Write every record out again exactly as given.

— Provided information —
══════
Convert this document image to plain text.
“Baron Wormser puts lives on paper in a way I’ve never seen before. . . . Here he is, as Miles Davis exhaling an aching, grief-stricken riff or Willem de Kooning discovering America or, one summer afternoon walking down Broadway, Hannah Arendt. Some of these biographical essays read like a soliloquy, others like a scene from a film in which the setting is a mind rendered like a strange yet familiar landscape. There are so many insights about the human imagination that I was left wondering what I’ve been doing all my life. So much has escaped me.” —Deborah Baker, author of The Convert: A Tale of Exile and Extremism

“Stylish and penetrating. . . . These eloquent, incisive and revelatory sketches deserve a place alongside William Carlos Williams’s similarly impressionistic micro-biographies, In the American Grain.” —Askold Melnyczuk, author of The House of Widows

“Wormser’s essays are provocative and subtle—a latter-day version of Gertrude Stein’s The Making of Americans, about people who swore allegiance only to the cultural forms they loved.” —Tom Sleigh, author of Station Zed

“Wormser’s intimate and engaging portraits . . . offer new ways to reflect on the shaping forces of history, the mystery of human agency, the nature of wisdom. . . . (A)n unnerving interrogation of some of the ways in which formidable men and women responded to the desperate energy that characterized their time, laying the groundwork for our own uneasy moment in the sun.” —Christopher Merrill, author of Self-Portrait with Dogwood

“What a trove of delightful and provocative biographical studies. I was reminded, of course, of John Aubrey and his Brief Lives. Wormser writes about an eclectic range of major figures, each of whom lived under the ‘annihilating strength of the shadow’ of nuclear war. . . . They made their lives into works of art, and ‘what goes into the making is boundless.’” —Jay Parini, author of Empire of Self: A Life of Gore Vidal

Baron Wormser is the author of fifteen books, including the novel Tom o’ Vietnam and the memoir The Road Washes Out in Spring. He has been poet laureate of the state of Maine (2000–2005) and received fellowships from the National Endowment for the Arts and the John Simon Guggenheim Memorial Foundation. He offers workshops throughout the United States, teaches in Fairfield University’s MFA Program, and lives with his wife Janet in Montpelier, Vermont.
══════
— Exercise result —
Convert this document image to plain text.
“Baron Wormser puts lives on paper in a way I’ve never seen before. . . . Here he is, as Miles Davis exhaling an aching, grief-stricken riff or Willem de Kooning discovering America or, one summer afternoon walking down Broadway, Hannah Arendt. Some of these biographical essays read like a soliloquy, others like a scene from a film in which the setting is a mind rendered like a strange yet familiar landscape. There are so many insights about the human imagination that I was left wondering what I’ve been doing all my life. So much has escaped me.” —Deborah Baker, author of The Convert: A Tale of Exile and Extremism

“Stylish and penetrating. . . . These eloquent, incisive and revelatory sketches deserve a place alongside William Carlos Williams’s similarly impressionistic micro-biographies, In the American Grain.” —Askold Melnyczuk, author of The House of Widows

“Wormser’s essays are provocative and subtle—a latter-day version of Gertrude Stein’s The Making of Americans, about people who swore allegiance only to the cultural forms they loved.” —Tom Sleigh, author of Station Zed

“Wormser’s intimate and engaging portraits . . . offer new ways to reflect on the shaping forces of history, the mystery of human agency, the nature of wisdom. . . . (A)n unnerving interrogation of some of the ways in which formidable men and women responded to the desperate energy that characterized their time, laying the groundwork for our own uneasy moment in the sun.” —Christopher Merrill, author of Self-Portrait with Dogwood

“What a trove of delightful and provocative biographical studies. I was reminded, of course, of John Aubrey and his Brief Lives. Wormser writes about an eclectic range of major figures, each of whom lived under the ‘annihilating strength of the shadow’ of nuclear war. . . . They made their lives into works of art, and ‘what goes into the making is boundless.’” —Jay Parini, author of Empire of Self: A Life of Gore Vidal

Baron Wormser is the author of fifteen books, including the novel Tom o’ Vietnam and the memoir The Road Washes Out in Spring. He has been poet laureate of the state of Maine (2000–2005) and received fellowships from the National Endowment for the Arts and the John Simon Guggenheim Memorial Foundation. He offers workshops throughout the United States, teaches in Fairfield University’s MFA Program, and lives with his wife Janet in Montpelier, Vermont.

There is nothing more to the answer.